● **TASK DETAILS**: Retype the records that come next, word for word.
▼
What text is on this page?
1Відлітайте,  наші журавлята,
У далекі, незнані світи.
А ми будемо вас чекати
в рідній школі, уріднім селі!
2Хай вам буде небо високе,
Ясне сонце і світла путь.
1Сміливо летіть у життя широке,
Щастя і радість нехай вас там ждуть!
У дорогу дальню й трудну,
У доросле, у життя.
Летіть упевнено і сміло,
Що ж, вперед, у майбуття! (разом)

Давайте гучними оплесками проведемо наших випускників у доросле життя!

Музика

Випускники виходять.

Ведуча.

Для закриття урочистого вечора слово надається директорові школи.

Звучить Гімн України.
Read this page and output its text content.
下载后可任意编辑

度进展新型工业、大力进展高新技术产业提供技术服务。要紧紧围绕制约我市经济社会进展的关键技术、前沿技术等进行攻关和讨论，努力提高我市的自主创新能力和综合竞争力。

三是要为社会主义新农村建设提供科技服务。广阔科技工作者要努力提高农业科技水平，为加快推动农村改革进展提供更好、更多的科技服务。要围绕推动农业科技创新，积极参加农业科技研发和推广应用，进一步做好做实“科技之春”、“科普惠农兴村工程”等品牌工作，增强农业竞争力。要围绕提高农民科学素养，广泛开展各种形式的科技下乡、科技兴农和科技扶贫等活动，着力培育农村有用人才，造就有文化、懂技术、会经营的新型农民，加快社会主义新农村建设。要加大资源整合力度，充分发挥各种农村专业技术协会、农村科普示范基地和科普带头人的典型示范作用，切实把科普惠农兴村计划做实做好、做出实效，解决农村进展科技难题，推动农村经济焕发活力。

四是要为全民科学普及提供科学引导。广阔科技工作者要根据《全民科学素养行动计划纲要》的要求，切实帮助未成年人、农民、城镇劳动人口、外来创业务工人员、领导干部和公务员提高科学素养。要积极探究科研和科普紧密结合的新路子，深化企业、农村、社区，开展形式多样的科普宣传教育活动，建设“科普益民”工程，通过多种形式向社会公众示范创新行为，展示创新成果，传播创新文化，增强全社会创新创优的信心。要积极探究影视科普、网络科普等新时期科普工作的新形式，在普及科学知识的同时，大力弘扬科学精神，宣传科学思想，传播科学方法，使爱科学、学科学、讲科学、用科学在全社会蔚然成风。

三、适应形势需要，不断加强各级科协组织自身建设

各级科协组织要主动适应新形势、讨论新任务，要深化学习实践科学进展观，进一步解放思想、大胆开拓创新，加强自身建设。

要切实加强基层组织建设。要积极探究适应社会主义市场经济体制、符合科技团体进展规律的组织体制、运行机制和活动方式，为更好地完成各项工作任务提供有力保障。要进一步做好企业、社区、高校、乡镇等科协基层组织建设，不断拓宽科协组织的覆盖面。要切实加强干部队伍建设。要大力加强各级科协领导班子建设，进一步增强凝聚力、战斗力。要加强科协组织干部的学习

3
▲
● **RESPONSE TO THIS TASK**:
What text is on this page?
1Відлітайте,  наші журавлята,
У далекі, незнані світи.
А ми будемо вас чекати
в рідній школі, уріднім селі!
2Хай вам буде небо високе,
Ясне сонце і світла путь.
1Сміливо летіть у життя широке,
Щастя і радість нехай вас там ждуть!
У дорогу дальню й трудну,
У доросле, у життя.
Летіть упевнено і сміло,
Що ж, вперед, у майбуття! (разом)

Давайте гучними оплесками проведемо наших випускників у доросле життя!

Музика

Випускники виходять.

Ведуча.

Для закриття урочистого вечора слово надається директорові школи.

Звучить Гімн України.
Read this page and output its text content.
下载后可任意编辑

度进展新型工业、大力进展高新技术产业提供技术服务。要紧紧围绕制约我市经济社会进展的关键技术、前沿技术等进行攻关和讨论，努力提高我市的自主创新能力和综合竞争力。

三是要为社会主义新农村建设提供科技服务。广阔科技工作者要努力提高农业科技水平，为加快推动农村改革进展提供更好、更多的科技服务。要围绕推动农业科技创新，积极参加农业科技研发和推广应用，进一步做好做实“科技之春”、“科普惠农兴村工程”等品牌工作，增强农业竞争力。要围绕提高农民科学素养，广泛开展各种形式的科技下乡、科技兴农和科技扶贫等活动，着力培育农村有用人才，造就有文化、懂技术、会经营的新型农民，加快社会主义新农村建设。要加大资源整合力度，充分发挥各种农村专业技术协会、农村科普示范基地和科普带头人的典型示范作用，切实把科普惠农兴村计划做实做好、做出实效，解决农村进展科技难题，推动农村经济焕发活力。

四是要为全民科学普及提供科学引导。广阔科技工作者要根据《全民科学素养行动计划纲要》的要求，切实帮助未成年人、农民、城镇劳动人口、外来创业务工人员、领导干部和公务员提高科学素养。要积极探究科研和科普紧密结合的新路子，深化企业、农村、社区，开展形式多样的科普宣传教育活动，建设“科普益民”工程，通过多种形式向社会公众示范创新行为，展示创新成果，传播创新文化，增强全社会创新创优的信心。要积极探究影视科普、网络科普等新时期科普工作的新形式，在普及科学知识的同时，大力弘扬科学精神，宣传科学思想，传播科学方法，使爱科学、学科学、讲科学、用科学在全社会蔚然成风。

三、适应形势需要，不断加强各级科协组织自身建设

各级科协组织要主动适应新形势、讨论新任务，要深化学习实践科学进展观，进一步解放思想、大胆开拓创新，加强自身建设。

要切实加强基层组织建设。要积极探究适应社会主义市场经济体制、符合科技团体进展规律的组织体制、运行机制和活动方式，为更好地完成各项工作任务提供有力保障。要进一步做好企业、社区、高校、乡镇等科协基层组织建设，不断拓宽科协组织的覆盖面。要切实加强干部队伍建设。要大力加强各级科协领导班子建设，进一步增强凝聚力、战斗力。要加强科协组织干部的学习

3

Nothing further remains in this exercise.